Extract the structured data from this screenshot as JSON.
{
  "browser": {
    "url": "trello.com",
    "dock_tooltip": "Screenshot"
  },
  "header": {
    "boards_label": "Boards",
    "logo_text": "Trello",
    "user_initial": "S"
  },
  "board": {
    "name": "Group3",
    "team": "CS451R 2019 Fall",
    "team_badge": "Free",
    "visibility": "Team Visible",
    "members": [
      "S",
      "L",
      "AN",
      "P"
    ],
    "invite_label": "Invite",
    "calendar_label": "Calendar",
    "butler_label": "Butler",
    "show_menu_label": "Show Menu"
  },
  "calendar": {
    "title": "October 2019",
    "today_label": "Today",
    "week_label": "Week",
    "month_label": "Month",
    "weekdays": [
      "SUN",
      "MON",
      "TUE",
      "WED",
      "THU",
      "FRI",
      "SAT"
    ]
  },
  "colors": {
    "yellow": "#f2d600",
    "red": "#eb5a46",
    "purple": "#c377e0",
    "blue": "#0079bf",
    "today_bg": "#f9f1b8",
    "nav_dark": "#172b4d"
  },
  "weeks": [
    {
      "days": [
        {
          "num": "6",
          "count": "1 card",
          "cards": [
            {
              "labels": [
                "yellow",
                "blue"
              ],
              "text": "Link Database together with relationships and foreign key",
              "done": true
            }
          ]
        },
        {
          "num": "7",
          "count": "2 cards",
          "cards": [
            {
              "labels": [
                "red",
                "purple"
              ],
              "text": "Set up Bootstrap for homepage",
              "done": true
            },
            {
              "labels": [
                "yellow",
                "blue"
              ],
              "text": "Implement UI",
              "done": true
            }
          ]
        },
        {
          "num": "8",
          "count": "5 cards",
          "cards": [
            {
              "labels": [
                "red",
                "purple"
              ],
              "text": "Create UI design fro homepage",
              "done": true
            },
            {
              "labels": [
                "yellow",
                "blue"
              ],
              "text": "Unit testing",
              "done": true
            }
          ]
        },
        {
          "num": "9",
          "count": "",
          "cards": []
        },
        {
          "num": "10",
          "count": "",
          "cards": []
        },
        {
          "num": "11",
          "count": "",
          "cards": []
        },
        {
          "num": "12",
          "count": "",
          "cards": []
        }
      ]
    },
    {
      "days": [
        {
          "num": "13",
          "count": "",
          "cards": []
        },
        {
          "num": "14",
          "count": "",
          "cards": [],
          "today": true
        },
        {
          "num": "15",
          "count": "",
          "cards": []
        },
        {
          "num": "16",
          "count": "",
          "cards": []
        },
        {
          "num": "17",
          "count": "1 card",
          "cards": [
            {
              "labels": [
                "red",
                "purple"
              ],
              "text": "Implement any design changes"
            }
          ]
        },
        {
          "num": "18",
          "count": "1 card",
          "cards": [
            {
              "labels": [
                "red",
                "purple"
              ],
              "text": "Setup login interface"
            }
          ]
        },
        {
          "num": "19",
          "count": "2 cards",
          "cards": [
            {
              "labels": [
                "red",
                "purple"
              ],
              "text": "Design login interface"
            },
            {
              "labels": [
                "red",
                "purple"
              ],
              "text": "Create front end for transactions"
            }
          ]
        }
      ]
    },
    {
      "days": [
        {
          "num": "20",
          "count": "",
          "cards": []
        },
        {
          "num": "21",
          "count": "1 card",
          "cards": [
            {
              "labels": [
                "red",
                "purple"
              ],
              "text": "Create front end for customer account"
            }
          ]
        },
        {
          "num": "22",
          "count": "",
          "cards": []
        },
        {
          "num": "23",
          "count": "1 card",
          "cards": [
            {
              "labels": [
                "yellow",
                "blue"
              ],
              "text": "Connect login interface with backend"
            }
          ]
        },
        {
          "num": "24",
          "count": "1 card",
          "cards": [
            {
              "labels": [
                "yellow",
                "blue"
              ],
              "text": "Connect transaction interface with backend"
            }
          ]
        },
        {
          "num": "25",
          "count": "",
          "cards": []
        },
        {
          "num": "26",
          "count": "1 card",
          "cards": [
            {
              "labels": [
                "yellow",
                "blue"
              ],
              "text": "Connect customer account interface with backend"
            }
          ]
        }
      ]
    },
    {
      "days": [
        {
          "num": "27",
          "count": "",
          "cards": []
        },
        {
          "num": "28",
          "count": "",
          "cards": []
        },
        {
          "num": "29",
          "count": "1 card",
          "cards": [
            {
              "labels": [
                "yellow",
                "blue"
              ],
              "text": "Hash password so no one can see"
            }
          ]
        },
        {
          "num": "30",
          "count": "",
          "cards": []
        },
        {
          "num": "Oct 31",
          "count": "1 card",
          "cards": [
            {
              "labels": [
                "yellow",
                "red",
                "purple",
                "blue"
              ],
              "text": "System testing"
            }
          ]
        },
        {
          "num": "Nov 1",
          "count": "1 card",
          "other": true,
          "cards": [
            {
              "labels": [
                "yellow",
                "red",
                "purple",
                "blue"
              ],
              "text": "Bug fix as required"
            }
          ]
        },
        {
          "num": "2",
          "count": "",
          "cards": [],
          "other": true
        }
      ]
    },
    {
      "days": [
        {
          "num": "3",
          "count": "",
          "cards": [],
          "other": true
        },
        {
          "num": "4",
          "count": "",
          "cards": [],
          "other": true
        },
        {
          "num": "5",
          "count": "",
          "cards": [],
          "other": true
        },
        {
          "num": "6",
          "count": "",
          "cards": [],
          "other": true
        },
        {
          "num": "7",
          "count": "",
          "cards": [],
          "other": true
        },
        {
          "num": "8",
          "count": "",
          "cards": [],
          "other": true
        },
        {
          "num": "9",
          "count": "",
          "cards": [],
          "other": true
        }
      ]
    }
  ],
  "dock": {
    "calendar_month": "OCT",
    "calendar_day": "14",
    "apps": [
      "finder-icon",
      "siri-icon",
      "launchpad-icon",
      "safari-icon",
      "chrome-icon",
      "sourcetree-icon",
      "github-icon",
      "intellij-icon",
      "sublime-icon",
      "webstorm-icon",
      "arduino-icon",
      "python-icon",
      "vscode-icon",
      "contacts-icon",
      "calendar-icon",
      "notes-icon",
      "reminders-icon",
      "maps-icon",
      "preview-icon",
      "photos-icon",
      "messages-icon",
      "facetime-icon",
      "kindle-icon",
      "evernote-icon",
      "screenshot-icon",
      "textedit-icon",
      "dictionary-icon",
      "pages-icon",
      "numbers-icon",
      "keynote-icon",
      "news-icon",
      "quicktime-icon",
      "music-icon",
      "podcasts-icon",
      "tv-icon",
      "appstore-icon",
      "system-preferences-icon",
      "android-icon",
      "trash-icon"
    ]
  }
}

What you have to do:
Write the material out again in its entirety, exactly as shown.

Written response:
Extract the structured data from this screenshot as JSON.
{
  "browser": {
    "url": "trello.com",
    "dock_tooltip": "Screenshot"
  },
  "header": {
    "boards_label": "Boards",
    "logo_text": "Trello",
    "user_initial": "S"
  },
  "board": {
    "name": "Group3",
    "team": "CS451R 2019 Fall",
    "team_badge": "Free",
    "visibility": "Team Visible",
    "members": [
      "S",
      "L",
      "AN",
      "P"
    ],
    "invite_label": "Invite",
    "calendar_label": "Calendar",
    "butler_label": "Butler",
    "show_menu_label": "Show Menu"
  },
  "calendar": {
    "title": "October 2019",
    "today_label": "Today",
    "week_label": "Week",
    "month_label": "Month",
    "weekdays": [
      "SUN",
      "MON",
      "TUE",
      "WED",
      "THU",
      "FRI",
      "SAT"
    ]
  },
  "colors": {
    "yellow": "#f2d600",
    "red": "#eb5a46",
    "purple": "#c377e0",
    "blue": "#0079bf",
    "today_bg": "#f9f1b8",
    "nav_dark": "#172b4d"
  },
  "weeks": [
    {
      "days": [
        {
          "num": "6",
          "count": "1 card",
          "cards": [
            {
              "labels": [
                "yellow",
                "blue"
              ],
              "text": "Link Database together with relationships and foreign key",
              "done": true
            }
          ]
        },
        {
          "num": "7",
          "count": "2 cards",
          "cards": [
            {
              "labels": [
                "red",
                "purple"
              ],
              "text": "Set up Bootstrap for homepage",
              "done": true
            },
            {
              "labels": [
                "yellow",
                "blue"
              ],
              "text": "Implement UI",
              "done": true
            }
          ]
        },
        {
          "num": "8",
          "count": "5 cards",
          "cards": [
            {
              "labels": [
                "red",
                "purple"
              ],
              "text": "Create UI design fro homepage",
              "done": true
            },
            {
              "labels": [
                "yellow",
                "blue"
              ],
              "text": "Unit testing",
              "done": true
            }
          ]
        },
        {
          "num": "9",
          "count": "",
          "cards": []
        },
        {
          "num": "10",
          "count": "",
          "cards": []
        },
        {
          "num": "11",
          "count": "",
          "cards": []
        },
        {
          "num": "12",
          "count": "",
          "cards": []
        }
      ]
    },
    {
      "days": [
        {
          "num": "13",
          "count": "",
          "cards": []
        },
        {
          "num": "14",
          "count": "",
          "cards": [],
          "today": true
        },
        {
          "num": "15",
          "count": "",
          "cards": []
        },
        {
          "num": "16",
          "count": "",
          "cards": []
        },
        {
          "num": "17",
          "count": "1 card",
          "cards": [
            {
              "labels": [
                "red",
                "purple"
              ],
              "text": "Implement any design changes"
            }
          ]
        },
        {
          "num": "18",
          "count": "1 card",
          "cards": [
            {
              "labels": [
                "red",
                "purple"
              ],
              "text": "Setup login interface"
            }
          ]
        },
        {
          "num": "19",
          "count": "2 cards",
          "cards": [
            {
              "labels": [
                "red",
                "purple"
              ],
              "text": "Design login interface"
            },
            {
              "labels": [
                "red",
                "purple"
              ],
              "text": "Create front end for transactions"
            }
          ]
        }
      ]
    },
    {
      "days": [
        {
          "num": "20",
          "count": "",
          "cards": []
        },
        {
          "num": "21",
          "count": "1 card",
          "cards": [
            {
              "labels": [
                "red",
                "purple"
              ],
              "text": "Create front end for customer account"
            }
          ]
        },
        {
          "num": "22",
          "count": "",
          "cards": []
        },
        {
          "num": "23",
          "count": "1 card",
          "cards": [
            {
              "labels": [
                "yellow",
                "blue"
              ],
              "text": "Connect login interface with backend"
            }
          ]
        },
        {
          "num": "24",
          "count": "1 card",
          "cards": [
            {
              "labels": [
                "yellow",
                "blue"
              ],
              "text": "Connect transaction interface with backend"
            }
          ]
        },
        {
          "num": "25",
          "count": "",
          "cards": []
        },
        {
          "num": "26",
          "count": "1 card",
          "cards": [
            {
              "labels": [
                "yellow",
                "blue"
              ],
              "text": "Connect customer account interface with backend"
            }
          ]
        }
      ]
    },
    {
      "days": [
        {
          "num": "27",
          "count": "",
          "cards": []
        },
        {
          "num": "28",
          "count": "",
          "cards": []
        },
        {
          "num": "29",
          "count": "1 card",
          "cards": [
            {
              "labels": [
                "yellow",
                "blue"
              ],
              "text": "Hash password so no one can see"
            }
          ]
        },
        {
          "num": "30",
          "count": "",
          "cards": []
        },
        {
          "num": "Oct 31",
          "count": "1 card",
          "cards": [
            {
              "labels": [
                "yellow",
                "red",
                "purple",
                "blue"
              ],
              "text": "System testing"
            }
          ]
        },
        {
          "num": "Nov 1",
          "count": "1 card",
          "other": true,
          "cards": [
            {
              "labels": [
                "yellow",
                "red",
                "purple",
                "blue"
              ],
              "text": "Bug fix as required"
            }
          ]
        },
        {
          "num": "2",
          "count": "",
          "cards": [],
          "other": true
        }
      ]
    },
    {
      "days": [
        {
          "num": "3",
          "count": "",
          "cards": [],
          "other": true
        },
        {
          "num": "4",
          "count": "",
          "cards": [],
          "other": true
        },
        {
          "num": "5",
          "count": "",
          "cards": [],
          "other": true
        },
        {
          "num": "6",
          "count": "",
          "cards": [],
          "other": true
        },
        {
          "num": "7",
          "count": "",
          "cards": [],
          "other": true
        },
        {
          "num": "8",
          "count": "",
          "cards": [],
          "other": true
        },
        {
          "num": "9",
          "count": "",
          "cards": [],
          "other": true
        }
      ]
    }
  ],
  "dock": {
    "calendar_month": "OCT",
    "calendar_day": "14",
    "apps": [
      "finder-icon",
      "siri-icon",
      "launchpad-icon",
      "safari-icon",
      "chrome-icon",
      "sourcetree-icon",
      "github-icon",
      "intellij-icon",
      "sublime-icon",
      "webstorm-icon",
      "arduino-icon",
      "python-icon",
      "vscode-icon",
      "contacts-icon",
      "calendar-icon",
      "notes-icon",
      "reminders-icon",
      "maps-icon",
      "preview-icon",
      "photos-icon",
      "messages-icon",
      "facetime-icon",
      "kindle-icon",
      "evernote-icon",
      "screenshot-icon",
      "textedit-icon",
      "dictionary-icon",
      "pages-icon",
      "numbers-icon",
      "keynote-icon",
      "news-icon",
      "quicktime-icon",
      "music-icon",
      "podcasts-icon",
      "tv-icon",
      "appstore-icon",
      "system-preferences-icon",
      "android-icon",
      "trash-icon"
    ]
  }
}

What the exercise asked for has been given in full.